- Record extracts -
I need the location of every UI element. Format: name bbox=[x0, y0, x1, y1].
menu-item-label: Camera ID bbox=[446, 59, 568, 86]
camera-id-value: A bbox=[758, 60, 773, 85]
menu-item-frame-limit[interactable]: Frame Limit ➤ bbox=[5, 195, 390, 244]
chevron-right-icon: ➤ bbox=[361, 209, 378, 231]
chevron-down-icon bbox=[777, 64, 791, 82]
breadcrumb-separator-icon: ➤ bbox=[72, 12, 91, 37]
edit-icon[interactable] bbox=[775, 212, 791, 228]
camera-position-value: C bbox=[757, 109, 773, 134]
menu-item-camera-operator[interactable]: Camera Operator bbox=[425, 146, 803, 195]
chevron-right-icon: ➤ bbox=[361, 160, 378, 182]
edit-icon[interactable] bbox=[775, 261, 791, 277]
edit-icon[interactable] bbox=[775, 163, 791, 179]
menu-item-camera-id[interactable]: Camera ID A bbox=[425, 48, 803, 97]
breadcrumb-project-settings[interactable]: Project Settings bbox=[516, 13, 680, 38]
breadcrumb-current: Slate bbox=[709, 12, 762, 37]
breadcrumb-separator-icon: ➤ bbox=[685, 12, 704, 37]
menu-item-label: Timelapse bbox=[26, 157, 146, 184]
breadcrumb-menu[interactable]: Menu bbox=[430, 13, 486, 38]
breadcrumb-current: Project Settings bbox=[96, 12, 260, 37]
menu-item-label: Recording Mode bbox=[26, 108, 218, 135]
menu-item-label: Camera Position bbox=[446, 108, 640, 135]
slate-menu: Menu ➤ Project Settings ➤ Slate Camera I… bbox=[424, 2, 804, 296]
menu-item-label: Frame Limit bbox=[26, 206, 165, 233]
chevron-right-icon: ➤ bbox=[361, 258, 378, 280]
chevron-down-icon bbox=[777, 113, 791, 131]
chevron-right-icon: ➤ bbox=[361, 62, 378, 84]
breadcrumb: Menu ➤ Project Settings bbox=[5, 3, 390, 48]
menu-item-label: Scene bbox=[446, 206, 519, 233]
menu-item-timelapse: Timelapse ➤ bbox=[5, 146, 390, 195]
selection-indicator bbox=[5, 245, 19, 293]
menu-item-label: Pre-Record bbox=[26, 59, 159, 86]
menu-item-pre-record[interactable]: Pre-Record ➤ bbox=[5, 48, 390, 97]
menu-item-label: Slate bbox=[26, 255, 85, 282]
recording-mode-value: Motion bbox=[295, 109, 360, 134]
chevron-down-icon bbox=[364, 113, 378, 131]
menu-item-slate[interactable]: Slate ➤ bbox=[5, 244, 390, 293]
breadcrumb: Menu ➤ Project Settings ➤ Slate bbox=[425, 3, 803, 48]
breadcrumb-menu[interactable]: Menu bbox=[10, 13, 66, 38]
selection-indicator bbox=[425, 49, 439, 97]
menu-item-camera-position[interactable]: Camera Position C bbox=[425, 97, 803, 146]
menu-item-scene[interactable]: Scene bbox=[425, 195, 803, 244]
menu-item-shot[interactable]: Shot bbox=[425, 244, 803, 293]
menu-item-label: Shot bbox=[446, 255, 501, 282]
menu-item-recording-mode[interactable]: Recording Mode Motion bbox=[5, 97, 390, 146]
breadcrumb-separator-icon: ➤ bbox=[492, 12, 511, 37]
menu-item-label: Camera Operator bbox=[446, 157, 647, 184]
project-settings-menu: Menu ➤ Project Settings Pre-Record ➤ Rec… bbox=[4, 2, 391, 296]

- Task statement -
Please transcribe the listing from its first line up to and including the line with "menu-item-frame-limit[interactable]: Frame Limit".

- Response below -
I need the location of every UI element. Format: name bbox=[x0, y0, x1, y1].
menu-item-label: Camera ID bbox=[446, 59, 568, 86]
camera-id-value: A bbox=[758, 60, 773, 85]
menu-item-frame-limit[interactable]: Frame Limit ➤ bbox=[5, 195, 390, 244]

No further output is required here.